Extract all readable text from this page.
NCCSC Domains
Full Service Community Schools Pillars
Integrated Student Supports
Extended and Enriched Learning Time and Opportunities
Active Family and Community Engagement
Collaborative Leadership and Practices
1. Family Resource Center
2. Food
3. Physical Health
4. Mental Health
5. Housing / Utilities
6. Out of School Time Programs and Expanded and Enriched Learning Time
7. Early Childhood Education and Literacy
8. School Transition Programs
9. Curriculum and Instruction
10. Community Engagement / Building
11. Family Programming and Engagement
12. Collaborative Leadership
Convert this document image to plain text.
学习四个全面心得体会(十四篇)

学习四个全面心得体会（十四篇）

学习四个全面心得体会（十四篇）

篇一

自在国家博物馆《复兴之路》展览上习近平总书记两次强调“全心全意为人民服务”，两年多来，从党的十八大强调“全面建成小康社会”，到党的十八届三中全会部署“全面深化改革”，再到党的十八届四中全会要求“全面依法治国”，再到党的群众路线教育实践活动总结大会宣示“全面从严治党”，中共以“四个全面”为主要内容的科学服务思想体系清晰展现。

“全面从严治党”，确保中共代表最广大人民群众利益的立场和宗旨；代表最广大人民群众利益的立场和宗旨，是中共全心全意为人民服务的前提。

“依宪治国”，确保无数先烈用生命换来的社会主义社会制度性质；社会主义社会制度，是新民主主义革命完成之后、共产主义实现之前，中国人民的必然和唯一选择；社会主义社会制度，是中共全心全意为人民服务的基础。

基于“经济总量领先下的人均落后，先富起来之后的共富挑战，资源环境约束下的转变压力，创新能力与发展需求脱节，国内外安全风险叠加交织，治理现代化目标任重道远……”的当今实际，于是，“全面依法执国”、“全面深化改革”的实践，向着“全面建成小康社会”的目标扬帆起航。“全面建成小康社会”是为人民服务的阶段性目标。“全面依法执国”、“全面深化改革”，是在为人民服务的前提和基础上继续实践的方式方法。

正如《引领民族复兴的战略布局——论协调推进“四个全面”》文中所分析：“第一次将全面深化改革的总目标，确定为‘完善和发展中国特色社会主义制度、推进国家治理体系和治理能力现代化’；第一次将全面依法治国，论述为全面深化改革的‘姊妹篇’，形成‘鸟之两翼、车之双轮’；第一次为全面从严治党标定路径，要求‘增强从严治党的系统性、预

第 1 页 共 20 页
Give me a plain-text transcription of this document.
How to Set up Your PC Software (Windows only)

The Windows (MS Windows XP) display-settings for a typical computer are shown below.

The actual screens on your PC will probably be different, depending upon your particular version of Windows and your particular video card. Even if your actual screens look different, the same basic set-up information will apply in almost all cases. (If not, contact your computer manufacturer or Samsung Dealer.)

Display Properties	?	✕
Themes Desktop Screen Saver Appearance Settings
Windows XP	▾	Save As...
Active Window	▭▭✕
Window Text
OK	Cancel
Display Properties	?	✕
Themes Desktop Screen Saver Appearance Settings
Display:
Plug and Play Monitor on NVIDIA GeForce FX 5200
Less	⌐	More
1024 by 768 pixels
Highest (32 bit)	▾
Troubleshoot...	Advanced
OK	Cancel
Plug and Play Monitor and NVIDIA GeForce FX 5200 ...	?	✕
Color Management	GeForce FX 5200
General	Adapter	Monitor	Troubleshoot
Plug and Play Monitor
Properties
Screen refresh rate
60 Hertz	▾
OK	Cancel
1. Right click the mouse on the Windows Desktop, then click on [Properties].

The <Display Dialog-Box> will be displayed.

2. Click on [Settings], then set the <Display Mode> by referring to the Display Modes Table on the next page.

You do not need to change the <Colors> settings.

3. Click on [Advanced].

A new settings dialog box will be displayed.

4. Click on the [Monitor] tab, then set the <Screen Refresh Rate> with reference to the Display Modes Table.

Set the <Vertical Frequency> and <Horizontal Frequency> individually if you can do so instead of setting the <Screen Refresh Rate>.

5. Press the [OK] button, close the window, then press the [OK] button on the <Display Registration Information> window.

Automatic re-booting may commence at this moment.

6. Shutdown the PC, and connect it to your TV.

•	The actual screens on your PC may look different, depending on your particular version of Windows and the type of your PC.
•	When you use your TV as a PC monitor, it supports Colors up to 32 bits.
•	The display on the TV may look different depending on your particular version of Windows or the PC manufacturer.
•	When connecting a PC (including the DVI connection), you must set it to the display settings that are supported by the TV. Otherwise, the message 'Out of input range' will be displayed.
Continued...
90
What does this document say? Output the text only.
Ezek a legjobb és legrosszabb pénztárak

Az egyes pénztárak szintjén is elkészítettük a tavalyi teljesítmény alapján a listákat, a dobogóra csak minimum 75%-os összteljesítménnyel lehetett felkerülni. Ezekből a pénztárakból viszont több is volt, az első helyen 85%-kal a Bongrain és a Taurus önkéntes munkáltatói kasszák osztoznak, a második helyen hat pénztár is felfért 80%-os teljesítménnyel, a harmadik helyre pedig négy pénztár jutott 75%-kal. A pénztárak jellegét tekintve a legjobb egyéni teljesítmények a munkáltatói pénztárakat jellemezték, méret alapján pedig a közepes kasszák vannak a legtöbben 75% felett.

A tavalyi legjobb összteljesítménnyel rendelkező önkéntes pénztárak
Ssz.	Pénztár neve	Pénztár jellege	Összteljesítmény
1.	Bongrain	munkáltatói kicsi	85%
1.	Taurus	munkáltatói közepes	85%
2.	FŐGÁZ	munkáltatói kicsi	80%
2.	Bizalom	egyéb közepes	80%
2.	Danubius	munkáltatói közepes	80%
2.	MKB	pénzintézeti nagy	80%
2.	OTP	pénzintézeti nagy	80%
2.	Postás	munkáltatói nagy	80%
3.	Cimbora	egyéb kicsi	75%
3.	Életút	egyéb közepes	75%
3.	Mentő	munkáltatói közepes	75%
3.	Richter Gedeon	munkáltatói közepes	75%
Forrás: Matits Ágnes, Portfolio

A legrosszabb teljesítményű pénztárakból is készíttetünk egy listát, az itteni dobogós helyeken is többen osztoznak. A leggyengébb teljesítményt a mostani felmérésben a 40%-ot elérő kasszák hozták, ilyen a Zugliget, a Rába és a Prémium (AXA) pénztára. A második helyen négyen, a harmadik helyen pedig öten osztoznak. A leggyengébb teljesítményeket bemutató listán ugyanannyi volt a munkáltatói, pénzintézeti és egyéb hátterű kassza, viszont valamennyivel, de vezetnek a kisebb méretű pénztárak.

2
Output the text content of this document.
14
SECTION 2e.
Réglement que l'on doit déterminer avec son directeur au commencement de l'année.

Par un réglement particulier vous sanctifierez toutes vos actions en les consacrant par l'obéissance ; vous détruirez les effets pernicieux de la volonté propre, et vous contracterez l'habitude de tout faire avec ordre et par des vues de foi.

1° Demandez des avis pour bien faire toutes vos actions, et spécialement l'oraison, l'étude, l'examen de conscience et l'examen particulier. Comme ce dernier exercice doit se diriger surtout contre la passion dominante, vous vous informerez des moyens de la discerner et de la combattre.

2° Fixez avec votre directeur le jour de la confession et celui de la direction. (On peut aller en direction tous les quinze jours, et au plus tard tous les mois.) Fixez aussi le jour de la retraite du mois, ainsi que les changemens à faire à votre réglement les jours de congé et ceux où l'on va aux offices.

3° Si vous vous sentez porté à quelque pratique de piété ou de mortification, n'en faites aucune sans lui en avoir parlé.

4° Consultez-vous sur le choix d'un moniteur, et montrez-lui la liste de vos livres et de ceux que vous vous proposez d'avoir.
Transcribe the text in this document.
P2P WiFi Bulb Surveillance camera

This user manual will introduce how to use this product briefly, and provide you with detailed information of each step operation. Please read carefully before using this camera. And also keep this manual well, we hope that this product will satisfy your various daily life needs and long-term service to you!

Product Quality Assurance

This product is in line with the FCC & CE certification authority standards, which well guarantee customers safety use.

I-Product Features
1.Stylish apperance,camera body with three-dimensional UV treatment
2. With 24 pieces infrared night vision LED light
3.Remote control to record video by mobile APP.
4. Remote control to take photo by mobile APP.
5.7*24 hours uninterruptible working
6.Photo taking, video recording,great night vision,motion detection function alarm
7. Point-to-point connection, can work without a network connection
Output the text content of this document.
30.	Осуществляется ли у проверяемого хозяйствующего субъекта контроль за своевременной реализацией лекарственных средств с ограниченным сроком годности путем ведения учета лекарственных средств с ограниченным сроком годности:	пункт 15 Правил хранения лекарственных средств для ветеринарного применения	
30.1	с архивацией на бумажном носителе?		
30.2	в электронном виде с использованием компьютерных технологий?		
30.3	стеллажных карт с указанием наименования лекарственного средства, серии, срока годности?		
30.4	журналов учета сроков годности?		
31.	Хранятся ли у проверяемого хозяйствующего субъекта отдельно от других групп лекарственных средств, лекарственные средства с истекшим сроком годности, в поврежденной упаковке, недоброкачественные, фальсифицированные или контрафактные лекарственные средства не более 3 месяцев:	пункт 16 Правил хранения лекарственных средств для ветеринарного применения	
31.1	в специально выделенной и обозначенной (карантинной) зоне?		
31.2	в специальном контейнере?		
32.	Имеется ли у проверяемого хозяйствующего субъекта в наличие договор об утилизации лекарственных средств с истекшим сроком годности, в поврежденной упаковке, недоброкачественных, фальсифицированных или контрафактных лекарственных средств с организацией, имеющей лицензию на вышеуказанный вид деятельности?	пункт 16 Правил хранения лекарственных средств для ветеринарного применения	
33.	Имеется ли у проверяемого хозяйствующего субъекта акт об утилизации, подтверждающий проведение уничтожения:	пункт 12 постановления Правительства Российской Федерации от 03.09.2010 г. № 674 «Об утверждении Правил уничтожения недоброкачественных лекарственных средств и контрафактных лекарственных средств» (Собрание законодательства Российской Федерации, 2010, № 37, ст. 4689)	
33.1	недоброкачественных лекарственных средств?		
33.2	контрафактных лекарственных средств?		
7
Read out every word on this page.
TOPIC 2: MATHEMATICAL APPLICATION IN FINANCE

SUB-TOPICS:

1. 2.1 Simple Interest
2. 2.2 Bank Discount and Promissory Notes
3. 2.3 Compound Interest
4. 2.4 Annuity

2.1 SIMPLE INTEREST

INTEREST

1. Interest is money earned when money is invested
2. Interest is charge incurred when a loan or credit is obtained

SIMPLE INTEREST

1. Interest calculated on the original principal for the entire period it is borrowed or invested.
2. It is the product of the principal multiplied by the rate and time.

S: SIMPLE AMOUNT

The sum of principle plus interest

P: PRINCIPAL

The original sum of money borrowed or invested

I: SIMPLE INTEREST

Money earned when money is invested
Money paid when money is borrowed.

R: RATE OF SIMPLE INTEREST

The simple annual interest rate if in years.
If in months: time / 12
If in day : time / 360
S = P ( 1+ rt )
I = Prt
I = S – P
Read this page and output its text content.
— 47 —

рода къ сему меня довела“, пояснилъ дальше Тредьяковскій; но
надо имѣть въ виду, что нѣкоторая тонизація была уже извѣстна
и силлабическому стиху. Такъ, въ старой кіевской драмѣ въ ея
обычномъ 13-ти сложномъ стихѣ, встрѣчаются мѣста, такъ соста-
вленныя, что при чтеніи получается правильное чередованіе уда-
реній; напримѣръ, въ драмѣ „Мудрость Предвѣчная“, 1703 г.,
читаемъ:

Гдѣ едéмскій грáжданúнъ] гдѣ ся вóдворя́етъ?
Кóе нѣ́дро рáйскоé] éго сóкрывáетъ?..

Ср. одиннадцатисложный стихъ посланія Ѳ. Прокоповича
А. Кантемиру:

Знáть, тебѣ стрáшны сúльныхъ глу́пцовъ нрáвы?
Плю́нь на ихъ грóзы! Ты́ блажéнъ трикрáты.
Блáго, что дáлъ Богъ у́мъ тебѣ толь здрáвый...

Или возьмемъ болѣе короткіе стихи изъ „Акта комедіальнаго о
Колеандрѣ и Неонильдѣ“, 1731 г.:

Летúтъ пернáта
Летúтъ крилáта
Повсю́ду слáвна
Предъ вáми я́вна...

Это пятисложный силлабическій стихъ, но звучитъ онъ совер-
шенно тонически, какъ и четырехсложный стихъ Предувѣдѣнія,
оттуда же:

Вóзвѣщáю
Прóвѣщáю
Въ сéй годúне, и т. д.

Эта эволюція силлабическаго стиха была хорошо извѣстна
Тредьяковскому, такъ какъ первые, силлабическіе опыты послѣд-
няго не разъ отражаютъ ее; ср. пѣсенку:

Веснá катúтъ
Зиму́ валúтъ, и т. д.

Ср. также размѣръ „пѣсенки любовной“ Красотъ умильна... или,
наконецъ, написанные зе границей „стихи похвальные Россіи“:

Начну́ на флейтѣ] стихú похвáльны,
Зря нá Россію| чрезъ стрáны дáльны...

==================================================

Find each line holding the word "control" and copy it.

3.Remote control to record video by mobile APP.
4. Remote control to take photo by mobile APP.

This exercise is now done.